- THE REQUEST -
Starting at the line with "Serialize everything readable", transcribe each line through the final one, both included, and add nothing.

- RECORDS FOR THE TASK -
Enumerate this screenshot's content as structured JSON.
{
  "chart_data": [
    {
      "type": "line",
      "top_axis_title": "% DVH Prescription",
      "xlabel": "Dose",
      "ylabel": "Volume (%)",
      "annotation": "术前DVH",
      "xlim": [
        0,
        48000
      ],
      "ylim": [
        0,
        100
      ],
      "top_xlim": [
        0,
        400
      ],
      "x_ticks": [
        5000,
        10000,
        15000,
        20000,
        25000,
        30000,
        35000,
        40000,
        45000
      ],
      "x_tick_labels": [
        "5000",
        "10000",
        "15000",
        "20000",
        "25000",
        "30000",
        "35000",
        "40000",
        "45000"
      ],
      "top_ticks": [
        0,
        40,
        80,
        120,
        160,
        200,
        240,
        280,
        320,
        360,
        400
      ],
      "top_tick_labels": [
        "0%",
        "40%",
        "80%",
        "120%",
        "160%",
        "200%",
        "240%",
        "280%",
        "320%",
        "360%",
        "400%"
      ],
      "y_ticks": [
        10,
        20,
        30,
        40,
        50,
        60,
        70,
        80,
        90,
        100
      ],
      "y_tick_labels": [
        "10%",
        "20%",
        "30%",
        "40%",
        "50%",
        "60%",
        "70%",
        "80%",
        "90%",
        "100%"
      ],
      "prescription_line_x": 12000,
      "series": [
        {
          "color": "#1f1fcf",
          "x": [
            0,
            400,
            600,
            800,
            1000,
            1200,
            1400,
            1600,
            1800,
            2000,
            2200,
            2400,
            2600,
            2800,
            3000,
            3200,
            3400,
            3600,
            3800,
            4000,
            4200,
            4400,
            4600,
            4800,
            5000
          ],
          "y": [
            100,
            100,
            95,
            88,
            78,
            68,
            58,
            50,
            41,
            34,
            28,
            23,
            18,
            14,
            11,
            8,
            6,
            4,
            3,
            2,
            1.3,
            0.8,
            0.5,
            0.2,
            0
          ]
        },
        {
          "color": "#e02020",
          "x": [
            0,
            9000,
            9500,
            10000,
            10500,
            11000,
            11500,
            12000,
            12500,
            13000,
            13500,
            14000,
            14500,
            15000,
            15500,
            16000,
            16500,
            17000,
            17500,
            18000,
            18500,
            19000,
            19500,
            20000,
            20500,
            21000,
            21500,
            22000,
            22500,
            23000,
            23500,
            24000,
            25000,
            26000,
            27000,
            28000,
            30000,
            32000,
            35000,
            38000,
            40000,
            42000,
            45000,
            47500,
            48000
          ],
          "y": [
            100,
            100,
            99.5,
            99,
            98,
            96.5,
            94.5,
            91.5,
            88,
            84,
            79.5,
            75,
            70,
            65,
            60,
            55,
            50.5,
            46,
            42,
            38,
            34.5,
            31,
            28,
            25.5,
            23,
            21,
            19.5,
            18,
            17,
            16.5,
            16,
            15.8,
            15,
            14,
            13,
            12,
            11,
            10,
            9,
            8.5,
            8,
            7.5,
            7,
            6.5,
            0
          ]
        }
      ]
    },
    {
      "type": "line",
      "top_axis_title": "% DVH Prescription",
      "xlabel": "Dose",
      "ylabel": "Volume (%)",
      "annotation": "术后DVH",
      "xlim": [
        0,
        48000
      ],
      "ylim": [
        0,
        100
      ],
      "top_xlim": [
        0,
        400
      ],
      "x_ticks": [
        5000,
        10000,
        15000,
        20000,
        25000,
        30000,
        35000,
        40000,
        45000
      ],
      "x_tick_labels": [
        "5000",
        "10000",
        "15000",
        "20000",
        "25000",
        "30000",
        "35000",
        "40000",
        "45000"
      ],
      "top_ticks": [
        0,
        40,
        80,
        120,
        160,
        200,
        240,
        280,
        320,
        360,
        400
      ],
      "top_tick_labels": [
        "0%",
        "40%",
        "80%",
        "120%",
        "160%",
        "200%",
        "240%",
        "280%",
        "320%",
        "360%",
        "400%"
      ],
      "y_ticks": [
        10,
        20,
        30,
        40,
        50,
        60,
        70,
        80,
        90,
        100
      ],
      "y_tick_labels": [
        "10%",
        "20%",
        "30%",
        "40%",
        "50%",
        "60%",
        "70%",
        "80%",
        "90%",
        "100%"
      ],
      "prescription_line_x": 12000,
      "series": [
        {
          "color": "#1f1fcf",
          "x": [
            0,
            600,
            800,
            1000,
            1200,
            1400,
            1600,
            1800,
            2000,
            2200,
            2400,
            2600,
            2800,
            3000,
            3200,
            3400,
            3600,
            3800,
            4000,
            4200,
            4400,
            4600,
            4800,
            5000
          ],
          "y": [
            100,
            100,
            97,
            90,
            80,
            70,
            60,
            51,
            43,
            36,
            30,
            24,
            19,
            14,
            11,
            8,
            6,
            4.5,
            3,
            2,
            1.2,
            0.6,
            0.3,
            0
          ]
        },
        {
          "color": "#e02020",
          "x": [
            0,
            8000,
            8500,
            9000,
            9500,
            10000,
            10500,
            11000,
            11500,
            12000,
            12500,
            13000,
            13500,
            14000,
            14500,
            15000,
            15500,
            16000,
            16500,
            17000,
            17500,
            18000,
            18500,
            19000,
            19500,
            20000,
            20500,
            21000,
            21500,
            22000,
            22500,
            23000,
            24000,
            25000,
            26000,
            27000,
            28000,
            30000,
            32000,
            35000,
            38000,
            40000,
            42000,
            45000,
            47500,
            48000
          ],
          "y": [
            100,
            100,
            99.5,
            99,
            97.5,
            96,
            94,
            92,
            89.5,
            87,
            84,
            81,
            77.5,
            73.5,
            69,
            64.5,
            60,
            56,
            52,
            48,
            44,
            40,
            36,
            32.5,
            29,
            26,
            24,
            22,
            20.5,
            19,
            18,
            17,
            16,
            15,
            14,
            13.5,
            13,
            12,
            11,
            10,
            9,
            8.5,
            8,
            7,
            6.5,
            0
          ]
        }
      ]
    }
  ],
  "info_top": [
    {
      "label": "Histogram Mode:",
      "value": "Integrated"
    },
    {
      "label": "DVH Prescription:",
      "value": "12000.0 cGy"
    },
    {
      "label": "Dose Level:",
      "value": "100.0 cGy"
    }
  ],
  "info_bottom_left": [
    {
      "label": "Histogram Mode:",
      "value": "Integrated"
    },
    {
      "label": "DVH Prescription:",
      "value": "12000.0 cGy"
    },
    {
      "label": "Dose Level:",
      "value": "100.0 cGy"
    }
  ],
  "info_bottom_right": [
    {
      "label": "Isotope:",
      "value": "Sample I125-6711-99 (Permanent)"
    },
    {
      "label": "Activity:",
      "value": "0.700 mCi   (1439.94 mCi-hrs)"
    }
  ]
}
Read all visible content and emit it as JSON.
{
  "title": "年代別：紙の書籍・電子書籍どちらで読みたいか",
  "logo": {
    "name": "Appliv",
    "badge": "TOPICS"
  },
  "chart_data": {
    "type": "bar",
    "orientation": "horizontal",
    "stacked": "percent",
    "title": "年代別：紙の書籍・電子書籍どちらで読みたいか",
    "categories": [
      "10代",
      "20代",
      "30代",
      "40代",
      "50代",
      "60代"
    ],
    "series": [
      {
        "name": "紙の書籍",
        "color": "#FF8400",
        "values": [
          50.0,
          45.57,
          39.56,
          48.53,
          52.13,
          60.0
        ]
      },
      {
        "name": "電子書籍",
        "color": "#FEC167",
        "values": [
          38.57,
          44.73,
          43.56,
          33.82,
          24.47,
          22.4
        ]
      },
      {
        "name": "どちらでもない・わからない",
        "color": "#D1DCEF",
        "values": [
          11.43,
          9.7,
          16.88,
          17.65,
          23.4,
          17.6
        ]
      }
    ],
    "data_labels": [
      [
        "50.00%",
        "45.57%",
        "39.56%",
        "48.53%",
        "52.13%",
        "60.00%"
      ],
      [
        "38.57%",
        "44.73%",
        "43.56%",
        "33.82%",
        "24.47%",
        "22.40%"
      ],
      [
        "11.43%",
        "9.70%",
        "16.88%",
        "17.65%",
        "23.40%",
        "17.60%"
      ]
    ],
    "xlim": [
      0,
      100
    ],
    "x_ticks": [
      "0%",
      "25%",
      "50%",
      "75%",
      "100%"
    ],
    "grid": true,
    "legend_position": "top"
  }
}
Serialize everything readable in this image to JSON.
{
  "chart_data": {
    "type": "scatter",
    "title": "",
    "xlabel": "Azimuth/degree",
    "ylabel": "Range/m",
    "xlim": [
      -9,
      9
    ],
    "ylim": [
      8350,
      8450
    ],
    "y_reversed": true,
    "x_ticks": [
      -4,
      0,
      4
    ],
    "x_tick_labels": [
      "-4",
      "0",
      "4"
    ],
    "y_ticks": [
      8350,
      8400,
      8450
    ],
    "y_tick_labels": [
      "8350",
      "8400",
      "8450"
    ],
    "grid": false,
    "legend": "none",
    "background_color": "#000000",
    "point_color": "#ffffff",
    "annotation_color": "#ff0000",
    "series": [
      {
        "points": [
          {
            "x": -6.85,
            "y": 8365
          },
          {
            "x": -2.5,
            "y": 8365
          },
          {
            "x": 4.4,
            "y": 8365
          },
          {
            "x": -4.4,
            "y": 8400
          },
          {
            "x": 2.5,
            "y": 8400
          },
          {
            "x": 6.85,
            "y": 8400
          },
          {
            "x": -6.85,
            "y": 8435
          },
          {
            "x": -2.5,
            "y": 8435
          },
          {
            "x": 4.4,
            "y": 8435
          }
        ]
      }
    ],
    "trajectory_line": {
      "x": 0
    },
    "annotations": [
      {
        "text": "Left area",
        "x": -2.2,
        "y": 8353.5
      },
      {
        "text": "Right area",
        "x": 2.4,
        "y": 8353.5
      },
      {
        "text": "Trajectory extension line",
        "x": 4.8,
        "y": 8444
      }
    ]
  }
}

- WORKED ANSWER -
Serialize everything readable in this image to JSON.
{
  "chart_data": {
    "type": "scatter",
    "title": "",
    "xlabel": "Azimuth/degree",
    "ylabel": "Range/m",
    "xlim": [
      -9,
      9
    ],
    "ylim": [
      8350,
      8450
    ],
    "y_reversed": true,
    "x_ticks": [
      -4,
      0,
      4
    ],
    "x_tick_labels": [
      "-4",
      "0",
      "4"
    ],
    "y_ticks": [
      8350,
      8400,
      8450
    ],
    "y_tick_labels": [
      "8350",
      "8400",
      "8450"
    ],
    "grid": false,
    "legend": "none",
    "background_color": "#000000",
    "point_color": "#ffffff",
    "annotation_color": "#ff0000",
    "series": [
      {
        "points": [
          {
            "x": -6.85,
            "y": 8365
          },
          {
            "x": -2.5,
            "y": 8365
          },
          {
            "x": 4.4,
            "y": 8365
          },
          {
            "x": -4.4,
            "y": 8400
          },
          {
            "x": 2.5,
            "y": 8400
          },
          {
            "x": 6.85,
            "y": 8400
          },
          {
            "x": -6.85,
            "y": 8435
          },
          {
            "x": -2.5,
            "y": 8435
          },
          {
            "x": 4.4,
            "y": 8435
          }
        ]
      }
    ],
    "trajectory_line": {
      "x": 0
    },
    "annotations": [
      {
        "text": "Left area",
        "x": -2.2,
        "y": 8353.5
      },
      {
        "text": "Right area",
        "x": 2.4,
        "y": 8353.5
      },
      {
        "text": "Trajectory extension line",
        "x": 4.8,
        "y": 8444
      }
    ]
  }
}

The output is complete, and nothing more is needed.